Data records
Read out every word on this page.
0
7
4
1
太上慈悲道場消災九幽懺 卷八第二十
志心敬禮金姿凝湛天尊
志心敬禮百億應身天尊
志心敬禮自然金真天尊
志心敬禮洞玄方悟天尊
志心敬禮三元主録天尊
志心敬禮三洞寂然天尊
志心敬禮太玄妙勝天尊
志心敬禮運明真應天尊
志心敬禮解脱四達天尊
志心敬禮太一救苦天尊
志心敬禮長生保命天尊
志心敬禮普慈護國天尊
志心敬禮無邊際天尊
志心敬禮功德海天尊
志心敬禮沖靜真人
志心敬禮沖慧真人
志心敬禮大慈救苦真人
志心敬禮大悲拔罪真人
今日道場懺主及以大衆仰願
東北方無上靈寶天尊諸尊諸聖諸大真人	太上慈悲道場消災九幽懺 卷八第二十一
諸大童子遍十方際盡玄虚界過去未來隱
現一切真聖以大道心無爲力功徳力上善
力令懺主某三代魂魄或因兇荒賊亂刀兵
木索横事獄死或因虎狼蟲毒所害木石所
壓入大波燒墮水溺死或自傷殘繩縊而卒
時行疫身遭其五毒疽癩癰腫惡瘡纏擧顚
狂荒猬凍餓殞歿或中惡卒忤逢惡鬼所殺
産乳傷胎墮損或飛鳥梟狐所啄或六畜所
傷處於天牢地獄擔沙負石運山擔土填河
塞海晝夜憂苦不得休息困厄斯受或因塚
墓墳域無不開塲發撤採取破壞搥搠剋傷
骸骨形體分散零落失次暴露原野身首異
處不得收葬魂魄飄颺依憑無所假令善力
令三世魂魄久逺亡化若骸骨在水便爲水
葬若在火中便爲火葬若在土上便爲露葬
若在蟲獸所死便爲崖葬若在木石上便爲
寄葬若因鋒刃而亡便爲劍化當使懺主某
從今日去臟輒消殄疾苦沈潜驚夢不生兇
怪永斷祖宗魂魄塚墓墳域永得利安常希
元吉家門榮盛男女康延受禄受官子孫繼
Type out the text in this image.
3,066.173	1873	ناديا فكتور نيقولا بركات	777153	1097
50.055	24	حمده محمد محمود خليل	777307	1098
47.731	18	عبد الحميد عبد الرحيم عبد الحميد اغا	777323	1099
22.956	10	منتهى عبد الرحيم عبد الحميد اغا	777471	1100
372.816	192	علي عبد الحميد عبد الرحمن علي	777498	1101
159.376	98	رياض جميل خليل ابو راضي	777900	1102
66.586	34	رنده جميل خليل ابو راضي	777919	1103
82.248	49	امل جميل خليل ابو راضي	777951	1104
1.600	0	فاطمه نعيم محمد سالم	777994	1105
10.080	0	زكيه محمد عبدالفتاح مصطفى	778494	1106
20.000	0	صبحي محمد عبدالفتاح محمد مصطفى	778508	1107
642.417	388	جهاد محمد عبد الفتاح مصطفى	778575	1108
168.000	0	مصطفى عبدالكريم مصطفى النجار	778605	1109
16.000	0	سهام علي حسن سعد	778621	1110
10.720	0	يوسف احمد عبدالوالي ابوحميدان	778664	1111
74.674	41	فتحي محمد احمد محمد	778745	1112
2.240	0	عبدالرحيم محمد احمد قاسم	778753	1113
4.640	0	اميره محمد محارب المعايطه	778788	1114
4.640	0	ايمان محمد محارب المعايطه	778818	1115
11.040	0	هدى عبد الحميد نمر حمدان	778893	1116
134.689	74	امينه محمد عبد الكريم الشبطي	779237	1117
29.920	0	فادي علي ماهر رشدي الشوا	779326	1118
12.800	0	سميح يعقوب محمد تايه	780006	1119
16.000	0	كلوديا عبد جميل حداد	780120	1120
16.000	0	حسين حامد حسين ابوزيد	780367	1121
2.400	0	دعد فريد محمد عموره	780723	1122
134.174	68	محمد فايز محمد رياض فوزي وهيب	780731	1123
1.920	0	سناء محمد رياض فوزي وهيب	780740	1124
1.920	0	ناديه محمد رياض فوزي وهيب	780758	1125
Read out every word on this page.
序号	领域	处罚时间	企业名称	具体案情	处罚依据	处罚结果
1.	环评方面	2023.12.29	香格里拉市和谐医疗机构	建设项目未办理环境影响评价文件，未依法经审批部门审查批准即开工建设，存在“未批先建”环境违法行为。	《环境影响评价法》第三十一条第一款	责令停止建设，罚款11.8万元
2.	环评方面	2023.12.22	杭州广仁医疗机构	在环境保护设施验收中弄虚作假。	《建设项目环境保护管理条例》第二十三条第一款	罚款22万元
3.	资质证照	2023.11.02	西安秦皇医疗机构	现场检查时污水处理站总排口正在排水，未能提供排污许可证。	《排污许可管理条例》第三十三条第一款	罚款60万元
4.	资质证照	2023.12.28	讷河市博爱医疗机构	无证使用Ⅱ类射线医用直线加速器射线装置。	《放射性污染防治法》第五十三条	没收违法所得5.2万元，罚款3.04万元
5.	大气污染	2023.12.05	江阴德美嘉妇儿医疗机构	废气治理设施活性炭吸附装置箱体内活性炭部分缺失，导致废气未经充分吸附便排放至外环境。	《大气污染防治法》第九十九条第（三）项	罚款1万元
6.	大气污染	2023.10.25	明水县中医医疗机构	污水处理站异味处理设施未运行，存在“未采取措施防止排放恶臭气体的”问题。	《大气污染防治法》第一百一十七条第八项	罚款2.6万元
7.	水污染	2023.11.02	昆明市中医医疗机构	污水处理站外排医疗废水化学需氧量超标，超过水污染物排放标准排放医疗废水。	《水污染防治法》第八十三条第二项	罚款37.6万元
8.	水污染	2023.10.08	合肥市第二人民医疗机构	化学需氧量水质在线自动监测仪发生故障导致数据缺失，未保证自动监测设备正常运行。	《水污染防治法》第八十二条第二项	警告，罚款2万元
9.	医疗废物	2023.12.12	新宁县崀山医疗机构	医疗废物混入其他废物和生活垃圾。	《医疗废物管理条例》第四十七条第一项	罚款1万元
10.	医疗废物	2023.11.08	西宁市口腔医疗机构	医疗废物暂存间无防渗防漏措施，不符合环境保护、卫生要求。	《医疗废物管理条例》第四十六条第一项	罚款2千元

• **THE TASK**: Please set down each line of the records exactly as given.

• **FINISHED EXERCISE**:
Read out every word on this page.
0
7
4
1
太上慈悲道場消災九幽懺 卷八第二十
志心敬禮金姿凝湛天尊
志心敬禮百億應身天尊
志心敬禮自然金真天尊
志心敬禮洞玄方悟天尊
志心敬禮三元主録天尊
志心敬禮三洞寂然天尊
志心敬禮太玄妙勝天尊
志心敬禮運明真應天尊
志心敬禮解脱四達天尊
志心敬禮太一救苦天尊
志心敬禮長生保命天尊
志心敬禮普慈護國天尊
志心敬禮無邊際天尊
志心敬禮功德海天尊
志心敬禮沖靜真人
志心敬禮沖慧真人
志心敬禮大慈救苦真人
志心敬禮大悲拔罪真人
今日道場懺主及以大衆仰願
東北方無上靈寶天尊諸尊諸聖諸大真人	太上慈悲道場消災九幽懺 卷八第二十一
諸大童子遍十方際盡玄虚界過去未來隱
現一切真聖以大道心無爲力功徳力上善
力令懺主某三代魂魄或因兇荒賊亂刀兵
木索横事獄死或因虎狼蟲毒所害木石所
壓入大波燒墮水溺死或自傷殘繩縊而卒
時行疫身遭其五毒疽癩癰腫惡瘡纏擧顚
狂荒猬凍餓殞歿或中惡卒忤逢惡鬼所殺
産乳傷胎墮損或飛鳥梟狐所啄或六畜所
傷處於天牢地獄擔沙負石運山擔土填河
塞海晝夜憂苦不得休息困厄斯受或因塚
墓墳域無不開塲發撤採取破壞搥搠剋傷
骸骨形體分散零落失次暴露原野身首異
處不得收葬魂魄飄颺依憑無所假令善力
令三世魂魄久逺亡化若骸骨在水便爲水
葬若在火中便爲火葬若在土上便爲露葬
若在蟲獸所死便爲崖葬若在木石上便爲
寄葬若因鋒刃而亡便爲劍化當使懺主某
從今日去臟輒消殄疾苦沈潜驚夢不生兇
怪永斷祖宗魂魄塚墓墳域永得利安常希
元吉家門榮盛男女康延受禄受官子孫繼
Type out the text in this image.
3,066.173	1873	ناديا فكتور نيقولا بركات	777153	1097
50.055	24	حمده محمد محمود خليل	777307	1098
47.731	18	عبد الحميد عبد الرحيم عبد الحميد اغا	777323	1099
22.956	10	منتهى عبد الرحيم عبد الحميد اغا	777471	1100
372.816	192	علي عبد الحميد عبد الرحمن علي	777498	1101
159.376	98	رياض جميل خليل ابو راضي	777900	1102
66.586	34	رنده جميل خليل ابو راضي	777919	1103
82.248	49	امل جميل خليل ابو راضي	777951	1104
1.600	0	فاطمه نعيم محمد سالم	777994	1105
10.080	0	زكيه محمد عبدالفتاح مصطفى	778494	1106
20.000	0	صبحي محمد عبدالفتاح محمد مصطفى	778508	1107
642.417	388	جهاد محمد عبد الفتاح مصطفى	778575	1108
168.000	0	مصطفى عبدالكريم مصطفى النجار	778605	1109
16.000	0	سهام علي حسن سعد	778621	1110
10.720	0	يوسف احمد عبدالوالي ابوحميدان	778664	1111
74.674	41	فتحي محمد احمد محمد	778745	1112
2.240	0	عبدالرحيم محمد احمد قاسم	778753	1113
4.640	0	اميره محمد محارب المعايطه	778788	1114
4.640	0	ايمان محمد محارب المعايطه	778818	1115
11.040	0	هدى عبد الحميد نمر حمدان	778893	1116
134.689	74	امينه محمد عبد الكريم الشبطي	779237	1117
29.920	0	فادي علي ماهر رشدي الشوا	779326	1118
12.800	0	سميح يعقوب محمد تايه	780006	1119
16.000	0	كلوديا عبد جميل حداد	780120	1120
16.000	0	حسين حامد حسين ابوزيد	780367	1121
2.400	0	دعد فريد محمد عموره	780723	1122
134.174	68	محمد فايز محمد رياض فوزي وهيب	780731	1123
1.920	0	سناء محمد رياض فوزي وهيب	780740	1124
1.920	0	ناديه محمد رياض فوزي وهيب	780758	1125
Read out every word on this page.
序号	领域	处罚时间	企业名称	具体案情	处罚依据	处罚结果
1.	环评方面	2023.12.29	香格里拉市和谐医疗机构	建设项目未办理环境影响评价文件，未依法经审批部门审查批准即开工建设，存在“未批先建”环境违法行为。	《环境影响评价法》第三十一条第一款	责令停止建设，罚款11.8万元
2.	环评方面	2023.12.22	杭州广仁医疗机构	在环境保护设施验收中弄虚作假。	《建设项目环境保护管理条例》第二十三条第一款	罚款22万元
3.	资质证照	2023.11.02	西安秦皇医疗机构	现场检查时污水处理站总排口正在排水，未能提供排污许可证。	《排污许可管理条例》第三十三条第一款	罚款60万元
4.	资质证照	2023.12.28	讷河市博爱医疗机构	无证使用Ⅱ类射线医用直线加速器射线装置。	《放射性污染防治法》第五十三条	没收违法所得5.2万元，罚款3.04万元
5.	大气污染	2023.12.05	江阴德美嘉妇儿医疗机构	废气治理设施活性炭吸附装置箱体内活性炭部分缺失，导致废气未经充分吸附便排放至外环境。	《大气污染防治法》第九十九条第（三）项	罚款1万元
6.	大气污染	2023.10.25	明水县中医医疗机构	污水处理站异味处理设施未运行，存在“未采取措施防止排放恶臭气体的”问题。	《大气污染防治法》第一百一十七条第八项	罚款2.6万元
7.	水污染	2023.11.02	昆明市中医医疗机构	污水处理站外排医疗废水化学需氧量超标，超过水污染物排放标准排放医疗废水。	《水污染防治法》第八十三条第二项	罚款37.6万元
8.	水污染	2023.10.08	合肥市第二人民医疗机构	化学需氧量水质在线自动监测仪发生故障导致数据缺失，未保证自动监测设备正常运行。	《水污染防治法》第八十二条第二项	警告，罚款2万元
9.	医疗废物	2023.12.12	新宁县崀山医疗机构	医疗废物混入其他废物和生活垃圾。	《医疗废物管理条例》第四十七条第一项	罚款1万元
10.	医疗废物	2023.11.08	西宁市口腔医疗机构	医疗废物暂存间无防渗防漏措施，不符合环境保护、卫生要求。	《医疗废物管理条例》第四十六条第一项	罚款2千元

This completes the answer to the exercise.